**DATA TO USE:**
## BEGIN

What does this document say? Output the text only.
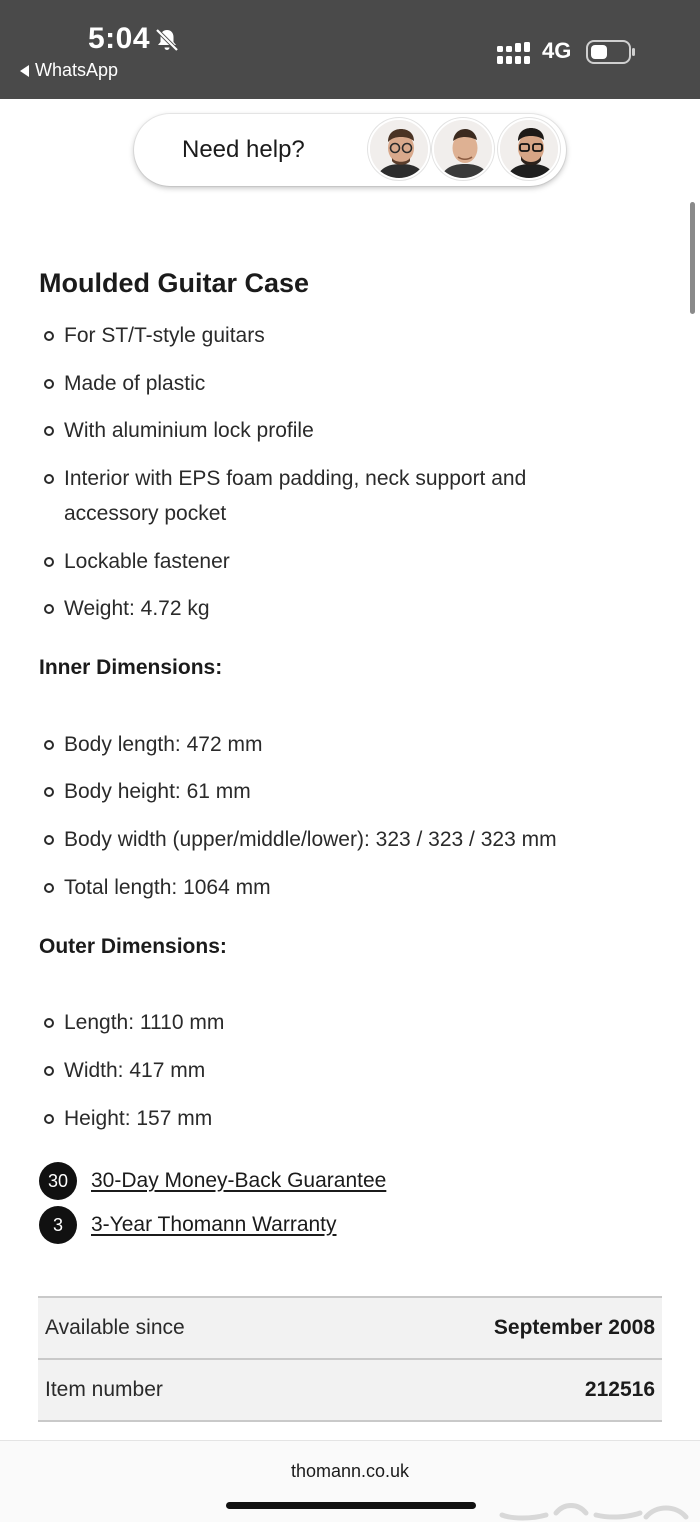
5:04
WhatsApp
4G
Need help?
Moulded Guitar Case
For ST/T-style guitars
Made of plastic
With aluminium lock profile
Interior with EPS foam padding, neck support and accessory pocket
Lockable fastener
Weight: 4.72 kg
Inner Dimensions:
Body length: 472 mm
Body height: 61 mm
Body width (upper/middle/lower): 323 / 323 / 323 mm
Total length: 1064 mm
Outer Dimensions:
Length: 1110 mm
Width: 417 mm
Height: 157 mm
30	30-Day Money-Back Guarantee
3	3-Year Thomann Warranty
Available since	September 2008
Item number	212516
thomann.co.uk
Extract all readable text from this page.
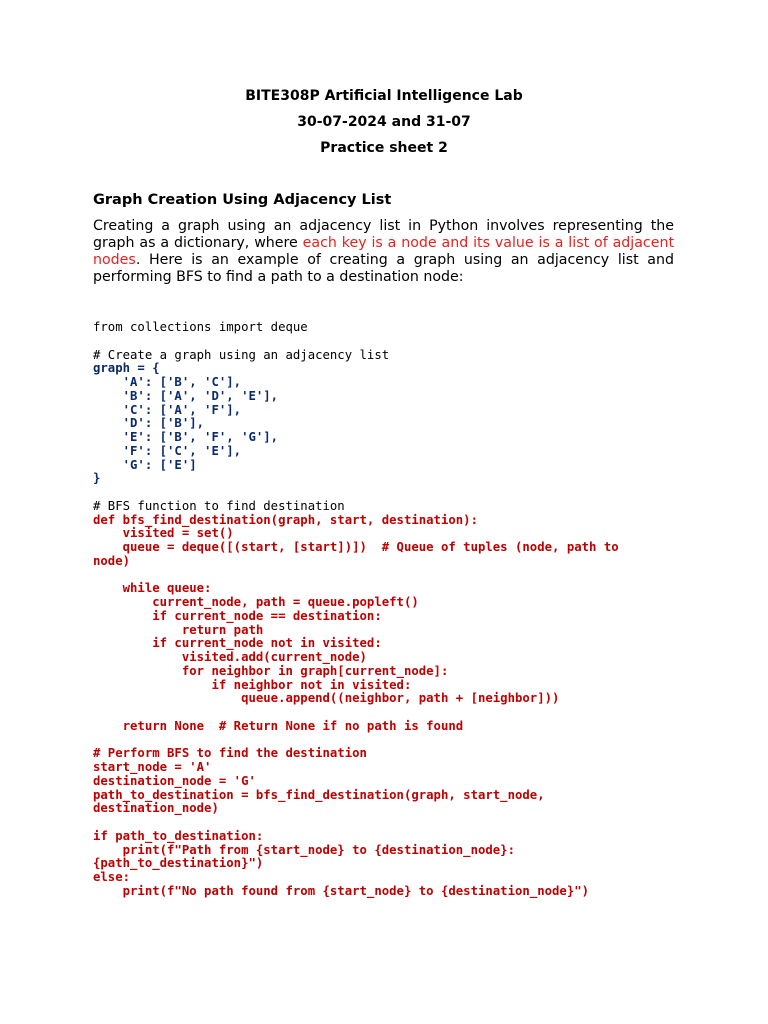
BITE308P Artificial Intelligence Lab
30-07-2024 and 31-07
Practice sheet 2
Graph Creation Using Adjacency List

Creating a graph using an adjacency list in Python involves representing the graph as a dictionary, where each key is a node and its value is a list of adjacent nodes. Here is an example of creating a graph using an adjacency list and performing BFS to find a path to a destination node:

from collections import deque
# Create a graph using an adjacency list
graph = {
'A': ['B', 'C'],
'B': ['A', 'D', 'E'],
'C': ['A', 'F'],
'D': ['B'],
'E': ['B', 'F', 'G'],
'F': ['C', 'E'],
'G': ['E']
}
# BFS function to find destination
def bfs_find_destination(graph, start, destination):
visited = set()
queue = deque([(start, [start])])  # Queue of tuples (node, path to
node)
while queue:
current_node, path = queue.popleft()
if current_node == destination:
return path
if current_node not in visited:
visited.add(current_node)
for neighbor in graph[current_node]:
if neighbor not in visited:
queue.append((neighbor, path + [neighbor]))
return None  # Return None if no path is found
# Perform BFS to find the destination
start_node = 'A'
destination_node = 'G'
path_to_destination = bfs_find_destination(graph, start_node,
destination_node)
if path_to_destination:
print(f"Path from {start_node} to {destination_node}:
{path_to_destination}")
else:
print(f"No path found from {start_node} to {destination_node}")
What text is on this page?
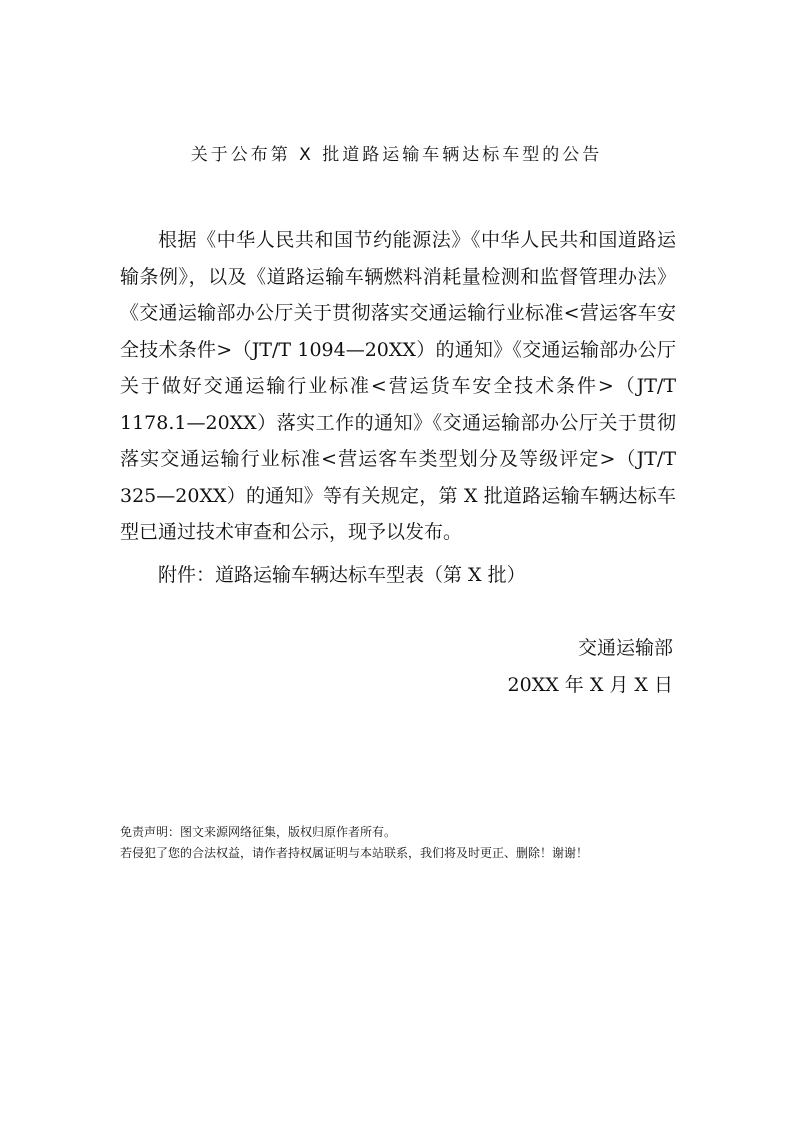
关于公布第 X 批道路运输车辆达标车型的公告

根据《中华人民共和国节约能源法》《中华人民共和国道路运输条例》，以及《道路运输车辆燃料消耗量检测和监督管理办法》《交通运输部办公厅关于贯彻落实交通运输行业标准<营运客车安全技术条件>（JT/T 1094—20XX）的通知》《交通运输部办公厅关于做好交通运输行业标准<营运货车安全技术条件>（JT/T 1178.1—20XX）落实工作的通知》《交通运输部办公厅关于贯彻落实交通运输行业标准<营运客车类型划分及等级评定>（JT/T 325—20XX）的通知》等有关规定，第 X 批道路运输车辆达标车型已通过技术审查和公示，现予以发布。

附件：道路运输车辆达标车型表（第 X 批）

交通运输部
20XX 年 X 月 X 日
免责声明：图文来源网络征集，版权归原作者所有。
若侵犯了您的合法权益，请作者持权属证明与本站联系，我们将及时更正、删除！谢谢！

## END

Transcribe all of the entries word for word, but skip any pictures they contain.

What does this document say? Output the text only.
5:04
WhatsApp
4G
Need help?
Moulded Guitar Case
For ST/T-style guitars
Made of plastic
With aluminium lock profile
Interior with EPS foam padding, neck support and accessory pocket
Lockable fastener
Weight: 4.72 kg
Inner Dimensions:
Body length: 472 mm
Body height: 61 mm
Body width (upper/middle/lower): 323 / 323 / 323 mm
Total length: 1064 mm
Outer Dimensions:
Length: 1110 mm
Width: 417 mm
Height: 157 mm
30	30-Day Money-Back Guarantee
3	3-Year Thomann Warranty
Available since	September 2008
Item number	212516
thomann.co.uk
Extract all readable text from this page.
BITE308P Artificial Intelligence Lab
30-07-2024 and 31-07
Practice sheet 2
Graph Creation Using Adjacency List

Creating a graph using an adjacency list in Python involves representing the graph as a dictionary, where each key is a node and its value is a list of adjacent nodes. Here is an example of creating a graph using an adjacency list and performing BFS to find a path to a destination node:

from collections import deque
# Create a graph using an adjacency list
graph = {
'A': ['B', 'C'],
'B': ['A', 'D', 'E'],
'C': ['A', 'F'],
'D': ['B'],
'E': ['B', 'F', 'G'],
'F': ['C', 'E'],
'G': ['E']
}
# BFS function to find destination
def bfs_find_destination(graph, start, destination):
visited = set()
queue = deque([(start, [start])])  # Queue of tuples (node, path to
node)
while queue:
current_node, path = queue.popleft()
if current_node == destination:
return path
if current_node not in visited:
visited.add(current_node)
for neighbor in graph[current_node]:
if neighbor not in visited:
queue.append((neighbor, path + [neighbor]))
return None  # Return None if no path is found
# Perform BFS to find the destination
start_node = 'A'
destination_node = 'G'
path_to_destination = bfs_find_destination(graph, start_node,
destination_node)
if path_to_destination:
print(f"Path from {start_node} to {destination_node}:
{path_to_destination}")
else:
print(f"No path found from {start_node} to {destination_node}")
What text is on this page?
关于公布第 X 批道路运输车辆达标车型的公告

根据《中华人民共和国节约能源法》《中华人民共和国道路运输条例》，以及《道路运输车辆燃料消耗量检测和监督管理办法》《交通运输部办公厅关于贯彻落实交通运输行业标准<营运客车安全技术条件>（JT/T 1094—20XX）的通知》《交通运输部办公厅关于做好交通运输行业标准<营运货车安全技术条件>（JT/T 1178.1—20XX）落实工作的通知》《交通运输部办公厅关于贯彻落实交通运输行业标准<营运客车类型划分及等级评定>（JT/T 325—20XX）的通知》等有关规定，第 X 批道路运输车辆达标车型已通过技术审查和公示，现予以发布。

附件：道路运输车辆达标车型表（第 X 批）

交通运输部
20XX 年 X 月 X 日
免责声明：图文来源网络征集，版权归原作者所有。
若侵犯了您的合法权益，请作者持权属证明与本站联系，我们将及时更正、删除！谢谢！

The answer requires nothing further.